YOUR OBJECTIVE
Copy out every record precisely.

Figure data in JSON
§ §
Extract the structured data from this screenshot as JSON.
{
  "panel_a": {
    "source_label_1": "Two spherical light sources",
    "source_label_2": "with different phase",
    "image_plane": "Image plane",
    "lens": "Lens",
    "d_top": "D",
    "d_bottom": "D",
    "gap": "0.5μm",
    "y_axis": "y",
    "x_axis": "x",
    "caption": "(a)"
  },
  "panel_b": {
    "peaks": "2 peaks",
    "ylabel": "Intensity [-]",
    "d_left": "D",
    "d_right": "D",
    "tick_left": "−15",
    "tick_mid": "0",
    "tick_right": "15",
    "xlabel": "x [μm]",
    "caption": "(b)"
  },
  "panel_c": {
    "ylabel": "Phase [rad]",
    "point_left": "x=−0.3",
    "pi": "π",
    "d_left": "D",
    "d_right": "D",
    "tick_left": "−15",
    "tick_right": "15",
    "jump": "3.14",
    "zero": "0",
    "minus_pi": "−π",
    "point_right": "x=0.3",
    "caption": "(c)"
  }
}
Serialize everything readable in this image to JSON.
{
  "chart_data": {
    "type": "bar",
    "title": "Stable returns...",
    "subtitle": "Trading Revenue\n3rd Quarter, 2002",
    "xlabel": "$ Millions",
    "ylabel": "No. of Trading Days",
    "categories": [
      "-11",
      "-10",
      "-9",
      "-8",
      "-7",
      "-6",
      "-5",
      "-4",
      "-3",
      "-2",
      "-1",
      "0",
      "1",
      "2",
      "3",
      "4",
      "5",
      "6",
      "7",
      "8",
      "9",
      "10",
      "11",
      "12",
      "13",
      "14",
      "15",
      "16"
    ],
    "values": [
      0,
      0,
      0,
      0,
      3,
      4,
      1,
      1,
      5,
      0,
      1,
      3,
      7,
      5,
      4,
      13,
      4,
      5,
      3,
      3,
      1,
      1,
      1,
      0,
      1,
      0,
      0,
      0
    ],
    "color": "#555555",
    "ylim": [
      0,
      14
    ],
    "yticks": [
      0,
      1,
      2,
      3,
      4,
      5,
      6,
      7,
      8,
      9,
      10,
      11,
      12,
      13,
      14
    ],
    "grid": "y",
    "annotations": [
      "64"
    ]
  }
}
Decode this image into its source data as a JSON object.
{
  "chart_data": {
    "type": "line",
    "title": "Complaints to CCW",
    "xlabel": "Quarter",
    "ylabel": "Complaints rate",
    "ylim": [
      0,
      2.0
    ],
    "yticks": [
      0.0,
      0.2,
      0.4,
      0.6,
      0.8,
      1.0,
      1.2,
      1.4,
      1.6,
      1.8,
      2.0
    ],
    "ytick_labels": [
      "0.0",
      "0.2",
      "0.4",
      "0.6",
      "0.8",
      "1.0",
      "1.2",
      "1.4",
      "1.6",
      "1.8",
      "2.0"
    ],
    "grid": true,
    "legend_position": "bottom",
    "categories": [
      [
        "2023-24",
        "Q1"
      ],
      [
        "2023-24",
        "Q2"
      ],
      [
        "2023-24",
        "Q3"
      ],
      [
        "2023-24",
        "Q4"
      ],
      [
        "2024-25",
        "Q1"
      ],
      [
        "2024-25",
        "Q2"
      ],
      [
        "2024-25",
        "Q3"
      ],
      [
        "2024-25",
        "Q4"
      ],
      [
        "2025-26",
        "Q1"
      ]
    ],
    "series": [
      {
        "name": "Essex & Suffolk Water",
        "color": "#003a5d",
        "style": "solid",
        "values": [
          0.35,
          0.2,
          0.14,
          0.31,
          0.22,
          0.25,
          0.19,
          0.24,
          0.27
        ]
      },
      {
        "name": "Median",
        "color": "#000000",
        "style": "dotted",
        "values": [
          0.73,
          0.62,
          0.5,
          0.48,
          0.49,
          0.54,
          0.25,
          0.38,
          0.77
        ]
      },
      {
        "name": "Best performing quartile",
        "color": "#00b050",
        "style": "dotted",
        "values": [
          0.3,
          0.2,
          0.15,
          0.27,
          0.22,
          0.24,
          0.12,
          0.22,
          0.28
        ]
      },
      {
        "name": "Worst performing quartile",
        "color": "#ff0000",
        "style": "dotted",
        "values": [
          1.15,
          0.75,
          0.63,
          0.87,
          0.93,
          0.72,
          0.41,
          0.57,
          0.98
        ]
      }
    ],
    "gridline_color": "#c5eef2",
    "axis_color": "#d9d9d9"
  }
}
§ §
TASK RESPONSE
Extract the structured data from this screenshot as JSON.
{
  "panel_a": {
    "source_label_1": "Two spherical light sources",
    "source_label_2": "with different phase",
    "image_plane": "Image plane",
    "lens": "Lens",
    "d_top": "D",
    "d_bottom": "D",
    "gap": "0.5μm",
    "y_axis": "y",
    "x_axis": "x",
    "caption": "(a)"
  },
  "panel_b": {
    "peaks": "2 peaks",
    "ylabel": "Intensity [-]",
    "d_left": "D",
    "d_right": "D",
    "tick_left": "−15",
    "tick_mid": "0",
    "tick_right": "15",
    "xlabel": "x [μm]",
    "caption": "(b)"
  },
  "panel_c": {
    "ylabel": "Phase [rad]",
    "point_left": "x=−0.3",
    "pi": "π",
    "d_left": "D",
    "d_right": "D",
    "tick_left": "−15",
    "tick_right": "15",
    "jump": "3.14",
    "zero": "0",
    "minus_pi": "−π",
    "point_right": "x=0.3",
    "caption": "(c)"
  }
}
Serialize everything readable in this image to JSON.
{
  "chart_data": {
    "type": "bar",
    "title": "Stable returns...",
    "subtitle": "Trading Revenue\n3rd Quarter, 2002",
    "xlabel": "$ Millions",
    "ylabel": "No. of Trading Days",
    "categories": [
      "-11",
      "-10",
      "-9",
      "-8",
      "-7",
      "-6",
      "-5",
      "-4",
      "-3",
      "-2",
      "-1",
      "0",
      "1",
      "2",
      "3",
      "4",
      "5",
      "6",
      "7",
      "8",
      "9",
      "10",
      "11",
      "12",
      "13",
      "14",
      "15",
      "16"
    ],
    "values": [
      0,
      0,
      0,
      0,
      3,
      4,
      1,
      1,
      5,
      0,
      1,
      3,
      7,
      5,
      4,
      13,
      4,
      5,
      3,
      3,
      1,
      1,
      1,
      0,
      1,
      0,
      0,
      0
    ],
    "color": "#555555",
    "ylim": [
      0,
      14
    ],
    "yticks": [
      0,
      1,
      2,
      3,
      4,
      5,
      6,
      7,
      8,
      9,
      10,
      11,
      12,
      13,
      14
    ],
    "grid": "y",
    "annotations": [
      "64"
    ]
  }
}
Decode this image into its source data as a JSON object.
{
  "chart_data": {
    "type": "line",
    "title": "Complaints to CCW",
    "xlabel": "Quarter",
    "ylabel": "Complaints rate",
    "ylim": [
      0,
      2.0
    ],
    "yticks": [
      0.0,
      0.2,
      0.4,
      0.6,
      0.8,
      1.0,
      1.2,
      1.4,
      1.6,
      1.8,
      2.0
    ],
    "ytick_labels": [
      "0.0",
      "0.2",
      "0.4",
      "0.6",
      "0.8",
      "1.0",
      "1.2",
      "1.4",
      "1.6",
      "1.8",
      "2.0"
    ],
    "grid": true,
    "legend_position": "bottom",
    "categories": [
      [
        "2023-24",
        "Q1"
      ],
      [
        "2023-24",
        "Q2"
      ],
      [
        "2023-24",
        "Q3"
      ],
      [
        "2023-24",
        "Q4"
      ],
      [
        "2024-25",
        "Q1"
      ],
      [
        "2024-25",
        "Q2"
      ],
      [
        "2024-25",
        "Q3"
      ],
      [
        "2024-25",
        "Q4"
      ],
      [
        "2025-26",
        "Q1"
      ]
    ],
    "series": [
      {
        "name": "Essex & Suffolk Water",
        "color": "#003a5d",
        "style": "solid",
        "values": [
          0.35,
          0.2,
          0.14,
          0.31,
          0.22,
          0.25,
          0.19,
          0.24,
          0.27
        ]
      },
      {
        "name": "Median",
        "color": "#000000",
        "style": "dotted",
        "values": [
          0.73,
          0.62,
          0.5,
          0.48,
          0.49,
          0.54,
          0.25,
          0.38,
          0.77
        ]
      },
      {
        "name": "Best performing quartile",
        "color": "#00b050",
        "style": "dotted",
        "values": [
          0.3,
          0.2,
          0.15,
          0.27,
          0.22,
          0.24,
          0.12,
          0.22,
          0.28
        ]
      },
      {
        "name": "Worst performing quartile",
        "color": "#ff0000",
        "style": "dotted",
        "values": [
          1.15,
          0.75,
          0.63,
          0.87,
          0.93,
          0.72,
          0.41,
          0.57,
          0.98
        ]
      }
    ],
    "gridline_color": "#c5eef2",
    "axis_color": "#d9d9d9"
  }
}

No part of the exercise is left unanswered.